» Extracted records:
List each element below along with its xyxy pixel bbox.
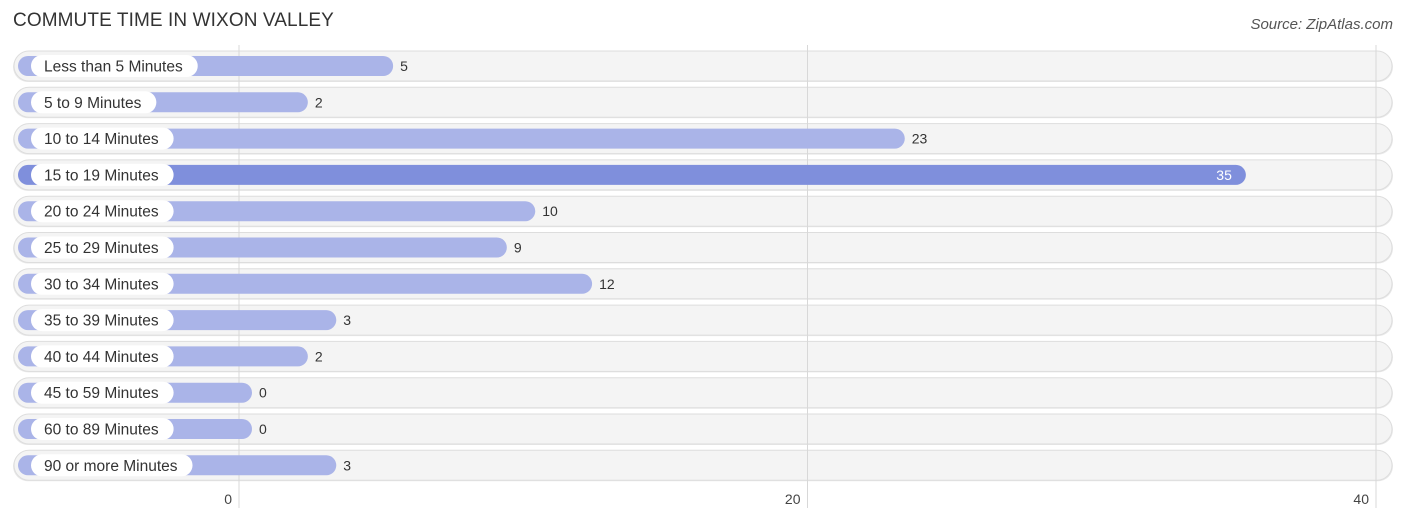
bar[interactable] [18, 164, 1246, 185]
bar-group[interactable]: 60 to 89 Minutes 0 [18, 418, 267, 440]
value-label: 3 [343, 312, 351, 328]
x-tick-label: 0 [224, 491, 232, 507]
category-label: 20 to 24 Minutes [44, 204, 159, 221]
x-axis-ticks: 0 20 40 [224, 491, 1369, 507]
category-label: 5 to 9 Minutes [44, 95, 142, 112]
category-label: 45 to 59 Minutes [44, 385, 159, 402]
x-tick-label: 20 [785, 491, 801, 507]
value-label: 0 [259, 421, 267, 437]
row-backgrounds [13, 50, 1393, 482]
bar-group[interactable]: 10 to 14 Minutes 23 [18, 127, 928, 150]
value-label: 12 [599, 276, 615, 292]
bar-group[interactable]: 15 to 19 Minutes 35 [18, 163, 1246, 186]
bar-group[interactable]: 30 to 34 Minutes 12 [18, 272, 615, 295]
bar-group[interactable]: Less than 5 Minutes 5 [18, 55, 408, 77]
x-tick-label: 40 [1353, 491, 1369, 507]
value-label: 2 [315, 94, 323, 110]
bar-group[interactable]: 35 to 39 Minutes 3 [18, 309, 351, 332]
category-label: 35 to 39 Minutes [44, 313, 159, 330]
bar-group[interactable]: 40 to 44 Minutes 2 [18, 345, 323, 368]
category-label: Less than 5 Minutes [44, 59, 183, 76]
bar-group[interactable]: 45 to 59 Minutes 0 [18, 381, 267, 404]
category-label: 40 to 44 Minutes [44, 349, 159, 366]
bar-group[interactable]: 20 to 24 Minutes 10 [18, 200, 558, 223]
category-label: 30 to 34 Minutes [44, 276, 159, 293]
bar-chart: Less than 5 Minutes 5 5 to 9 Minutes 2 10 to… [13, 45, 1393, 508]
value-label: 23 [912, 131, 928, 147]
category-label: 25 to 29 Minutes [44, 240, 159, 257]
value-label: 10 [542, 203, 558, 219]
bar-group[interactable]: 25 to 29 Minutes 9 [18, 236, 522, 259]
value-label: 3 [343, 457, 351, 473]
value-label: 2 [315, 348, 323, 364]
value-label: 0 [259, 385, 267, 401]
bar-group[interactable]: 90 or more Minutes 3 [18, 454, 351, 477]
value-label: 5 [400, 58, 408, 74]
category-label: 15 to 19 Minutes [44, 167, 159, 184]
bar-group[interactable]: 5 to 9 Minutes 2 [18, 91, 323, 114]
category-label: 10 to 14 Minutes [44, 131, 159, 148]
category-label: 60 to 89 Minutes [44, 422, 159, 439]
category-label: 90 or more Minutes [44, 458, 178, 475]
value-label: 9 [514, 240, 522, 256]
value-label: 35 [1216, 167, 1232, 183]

» What you should do:
Rewrite the full listing above, switching every "Minutes" to "Min" and leaving everything else unchanged. Leave the picture out of your answer.

» Correct output:
List each element below along with its xyxy pixel bbox.
bar[interactable] [18, 164, 1246, 185]
bar-group[interactable]: 60 to 89 Min 0 [18, 418, 267, 440]
value-label: 3 [343, 312, 351, 328]
x-tick-label: 0 [224, 491, 232, 507]
category-label: 20 to 24 Min [44, 204, 159, 221]
x-axis-ticks: 0 20 40 [224, 491, 1369, 507]
category-label: 5 to 9 Min [44, 95, 142, 112]
category-label: 45 to 59 Min [44, 385, 159, 402]
x-tick-label: 20 [785, 491, 801, 507]
value-label: 0 [259, 421, 267, 437]
row-backgrounds [13, 50, 1393, 482]
bar-group[interactable]: 10 to 14 Min 23 [18, 127, 928, 150]
value-label: 12 [599, 276, 615, 292]
bar-group[interactable]: 15 to 19 Min 35 [18, 163, 1246, 186]
bar-group[interactable]: 30 to 34 Min 12 [18, 272, 615, 295]
bar-group[interactable]: Less than 5 Min 5 [18, 55, 408, 77]
x-tick-label: 40 [1353, 491, 1369, 507]
value-label: 2 [315, 94, 323, 110]
bar-group[interactable]: 35 to 39 Min 3 [18, 309, 351, 332]
category-label: 35 to 39 Min [44, 313, 159, 330]
bar-group[interactable]: 40 to 44 Min 2 [18, 345, 323, 368]
category-label: Less than 5 Min [44, 59, 183, 76]
bar-group[interactable]: 45 to 59 Min 0 [18, 381, 267, 404]
category-label: 40 to 44 Min [44, 349, 159, 366]
bar-group[interactable]: 20 to 24 Min 10 [18, 200, 558, 223]
category-label: 30 to 34 Min [44, 276, 159, 293]
bar-chart: Less than 5 Min 5 5 to 9 Min 2 10 to… [13, 45, 1393, 508]
value-label: 23 [912, 131, 928, 147]
category-label: 25 to 29 Min [44, 240, 159, 257]
value-label: 10 [542, 203, 558, 219]
bar-group[interactable]: 25 to 29 Min 9 [18, 236, 522, 259]
value-label: 3 [343, 457, 351, 473]
value-label: 2 [315, 348, 323, 364]
value-label: 0 [259, 385, 267, 401]
bar-group[interactable]: 90 or more Min 3 [18, 454, 351, 477]
value-label: 5 [400, 58, 408, 74]
category-label: 15 to 19 Min [44, 167, 159, 184]
bar-group[interactable]: 5 to 9 Min 2 [18, 91, 323, 114]
category-label: 10 to 14 Min [44, 131, 159, 148]
category-label: 60 to 89 Min [44, 422, 159, 439]
category-label: 90 or more Min [44, 458, 178, 475]
value-label: 9 [514, 240, 522, 256]
value-label: 35 [1216, 167, 1232, 183]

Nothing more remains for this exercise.